## WHAT NEEDS TO BE DONE
Copy each line exactly.
-- Start EXERCISE DATA --
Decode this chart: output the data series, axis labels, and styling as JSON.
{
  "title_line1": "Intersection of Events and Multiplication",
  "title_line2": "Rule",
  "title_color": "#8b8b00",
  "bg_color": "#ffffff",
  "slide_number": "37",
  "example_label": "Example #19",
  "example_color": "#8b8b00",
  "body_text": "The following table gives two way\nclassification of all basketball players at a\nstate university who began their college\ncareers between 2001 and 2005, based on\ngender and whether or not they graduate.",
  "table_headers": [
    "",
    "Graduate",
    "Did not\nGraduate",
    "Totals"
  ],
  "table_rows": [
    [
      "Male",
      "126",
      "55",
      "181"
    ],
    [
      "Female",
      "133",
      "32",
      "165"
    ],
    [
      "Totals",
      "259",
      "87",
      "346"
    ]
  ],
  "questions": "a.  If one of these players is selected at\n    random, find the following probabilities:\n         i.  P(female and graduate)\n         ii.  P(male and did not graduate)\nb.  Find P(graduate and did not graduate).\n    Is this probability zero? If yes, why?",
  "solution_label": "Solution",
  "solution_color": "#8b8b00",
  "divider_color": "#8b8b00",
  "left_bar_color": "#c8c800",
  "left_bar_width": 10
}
-- End EXERCISE DATA --
## THE COMPLETED TASK
Decode this chart: output the data series, axis labels, and styling as JSON.
{
  "title_line1": "Intersection of Events and Multiplication",
  "title_line2": "Rule",
  "title_color": "#8b8b00",
  "bg_color": "#ffffff",
  "slide_number": "37",
  "example_label": "Example #19",
  "example_color": "#8b8b00",
  "body_text": "The following table gives two way\nclassification of all basketball players at a\nstate university who began their college\ncareers between 2001 and 2005, based on\ngender and whether or not they graduate.",
  "table_headers": [
    "",
    "Graduate",
    "Did not\nGraduate",
    "Totals"
  ],
  "table_rows": [
    [
      "Male",
      "126",
      "55",
      "181"
    ],
    [
      "Female",
      "133",
      "32",
      "165"
    ],
    [
      "Totals",
      "259",
      "87",
      "346"
    ]
  ],
  "questions": "a.  If one of these players is selected at\n    random, find the following probabilities:\n         i.  P(female and graduate)\n         ii.  P(male and did not graduate)\nb.  Find P(graduate and did not graduate).\n    Is this probability zero? If yes, why?",
  "solution_label": "Solution",
  "solution_color": "#8b8b00",
  "divider_color": "#8b8b00",
  "left_bar_color": "#c8c800",
  "left_bar_width": 10
}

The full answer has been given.